### WRITTEN INSTRUCTION
Repeat the records below exactly.

[Data entries]
________________
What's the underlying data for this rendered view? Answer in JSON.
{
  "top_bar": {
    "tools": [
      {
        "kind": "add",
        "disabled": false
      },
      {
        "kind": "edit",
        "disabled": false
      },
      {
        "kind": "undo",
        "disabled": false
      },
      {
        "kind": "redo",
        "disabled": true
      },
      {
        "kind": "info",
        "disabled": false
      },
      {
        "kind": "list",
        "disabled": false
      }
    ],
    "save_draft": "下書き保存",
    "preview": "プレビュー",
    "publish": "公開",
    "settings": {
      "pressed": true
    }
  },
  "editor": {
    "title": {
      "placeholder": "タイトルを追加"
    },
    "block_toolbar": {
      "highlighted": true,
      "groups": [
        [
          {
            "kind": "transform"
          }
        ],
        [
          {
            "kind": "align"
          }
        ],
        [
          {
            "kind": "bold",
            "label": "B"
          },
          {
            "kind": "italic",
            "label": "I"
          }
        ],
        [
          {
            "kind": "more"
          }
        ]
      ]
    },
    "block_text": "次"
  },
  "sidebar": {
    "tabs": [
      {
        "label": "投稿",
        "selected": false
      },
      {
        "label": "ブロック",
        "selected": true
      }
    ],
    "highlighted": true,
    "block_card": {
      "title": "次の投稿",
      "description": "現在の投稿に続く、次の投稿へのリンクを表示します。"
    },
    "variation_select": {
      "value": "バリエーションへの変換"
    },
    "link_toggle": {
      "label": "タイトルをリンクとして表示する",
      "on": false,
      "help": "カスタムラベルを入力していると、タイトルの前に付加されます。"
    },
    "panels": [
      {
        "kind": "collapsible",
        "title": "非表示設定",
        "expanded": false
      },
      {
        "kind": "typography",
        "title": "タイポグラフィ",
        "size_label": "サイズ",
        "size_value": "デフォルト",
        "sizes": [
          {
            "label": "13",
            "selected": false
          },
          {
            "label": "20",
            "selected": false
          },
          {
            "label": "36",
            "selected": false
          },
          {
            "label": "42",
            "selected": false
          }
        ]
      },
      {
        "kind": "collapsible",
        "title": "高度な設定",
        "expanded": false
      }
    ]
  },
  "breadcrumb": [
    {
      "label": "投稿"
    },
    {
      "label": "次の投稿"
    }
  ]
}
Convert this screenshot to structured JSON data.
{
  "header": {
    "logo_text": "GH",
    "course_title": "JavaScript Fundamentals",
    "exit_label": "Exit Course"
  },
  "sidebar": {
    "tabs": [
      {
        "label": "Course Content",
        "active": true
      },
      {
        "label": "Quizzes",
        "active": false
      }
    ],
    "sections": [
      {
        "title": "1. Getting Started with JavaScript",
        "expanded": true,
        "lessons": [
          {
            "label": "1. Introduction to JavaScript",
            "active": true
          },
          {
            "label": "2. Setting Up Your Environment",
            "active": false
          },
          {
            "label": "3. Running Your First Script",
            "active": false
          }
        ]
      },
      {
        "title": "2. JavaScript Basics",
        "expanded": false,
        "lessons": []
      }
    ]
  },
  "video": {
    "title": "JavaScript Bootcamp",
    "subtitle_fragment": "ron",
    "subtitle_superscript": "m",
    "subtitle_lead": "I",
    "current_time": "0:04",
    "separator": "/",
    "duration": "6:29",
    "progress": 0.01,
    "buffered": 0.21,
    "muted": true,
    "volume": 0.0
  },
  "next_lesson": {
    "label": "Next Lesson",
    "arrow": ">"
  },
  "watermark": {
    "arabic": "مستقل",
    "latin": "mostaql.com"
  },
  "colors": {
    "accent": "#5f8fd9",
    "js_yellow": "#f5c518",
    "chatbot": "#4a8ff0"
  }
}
________________
### SOLUTION
What's the underlying data for this rendered view? Answer in JSON.
{
  "top_bar": {
    "tools": [
      {
        "kind": "add",
        "disabled": false
      },
      {
        "kind": "edit",
        "disabled": false
      },
      {
        "kind": "undo",
        "disabled": false
      },
      {
        "kind": "redo",
        "disabled": true
      },
      {
        "kind": "info",
        "disabled": false
      },
      {
        "kind": "list",
        "disabled": false
      }
    ],
    "save_draft": "下書き保存",
    "preview": "プレビュー",
    "publish": "公開",
    "settings": {
      "pressed": true
    }
  },
  "editor": {
    "title": {
      "placeholder": "タイトルを追加"
    },
    "block_toolbar": {
      "highlighted": true,
      "groups": [
        [
          {
            "kind": "transform"
          }
        ],
        [
          {
            "kind": "align"
          }
        ],
        [
          {
            "kind": "bold",
            "label": "B"
          },
          {
            "kind": "italic",
            "label": "I"
          }
        ],
        [
          {
            "kind": "more"
          }
        ]
      ]
    },
    "block_text": "次"
  },
  "sidebar": {
    "tabs": [
      {
        "label": "投稿",
        "selected": false
      },
      {
        "label": "ブロック",
        "selected": true
      }
    ],
    "highlighted": true,
    "block_card": {
      "title": "次の投稿",
      "description": "現在の投稿に続く、次の投稿へのリンクを表示します。"
    },
    "variation_select": {
      "value": "バリエーションへの変換"
    },
    "link_toggle": {
      "label": "タイトルをリンクとして表示する",
      "on": false,
      "help": "カスタムラベルを入力していると、タイトルの前に付加されます。"
    },
    "panels": [
      {
        "kind": "collapsible",
        "title": "非表示設定",
        "expanded": false
      },
      {
        "kind": "typography",
        "title": "タイポグラフィ",
        "size_label": "サイズ",
        "size_value": "デフォルト",
        "sizes": [
          {
            "label": "13",
            "selected": false
          },
          {
            "label": "20",
            "selected": false
          },
          {
            "label": "36",
            "selected": false
          },
          {
            "label": "42",
            "selected": false
          }
        ]
      },
      {
        "kind": "collapsible",
        "title": "高度な設定",
        "expanded": false
      }
    ]
  },
  "breadcrumb": [
    {
      "label": "投稿"
    },
    {
      "label": "次の投稿"
    }
  ]
}
Convert this screenshot to structured JSON data.
{
  "header": {
    "logo_text": "GH",
    "course_title": "JavaScript Fundamentals",
    "exit_label": "Exit Course"
  },
  "sidebar": {
    "tabs": [
      {
        "label": "Course Content",
        "active": true
      },
      {
        "label": "Quizzes",
        "active": false
      }
    ],
    "sections": [
      {
        "title": "1. Getting Started with JavaScript",
        "expanded": true,
        "lessons": [
          {
            "label": "1. Introduction to JavaScript",
            "active": true
          },
          {
            "label": "2. Setting Up Your Environment",
            "active": false
          },
          {
            "label": "3. Running Your First Script",
            "active": false
          }
        ]
      },
      {
        "title": "2. JavaScript Basics",
        "expanded": false,
        "lessons": []
      }
    ]
  },
  "video": {
    "title": "JavaScript Bootcamp",
    "subtitle_fragment": "ron",
    "subtitle_superscript": "m",
    "subtitle_lead": "I",
    "current_time": "0:04",
    "separator": "/",
    "duration": "6:29",
    "progress": 0.01,
    "buffered": 0.21,
    "muted": true,
    "volume": 0.0
  },
  "next_lesson": {
    "label": "Next Lesson",
    "arrow": ">"
  },
  "watermark": {
    "arabic": "مستقل",
    "latin": "mostaql.com"
  },
  "colors": {
    "accent": "#5f8fd9",
    "js_yellow": "#f5c518",
    "chatbot": "#4a8ff0"
  }
}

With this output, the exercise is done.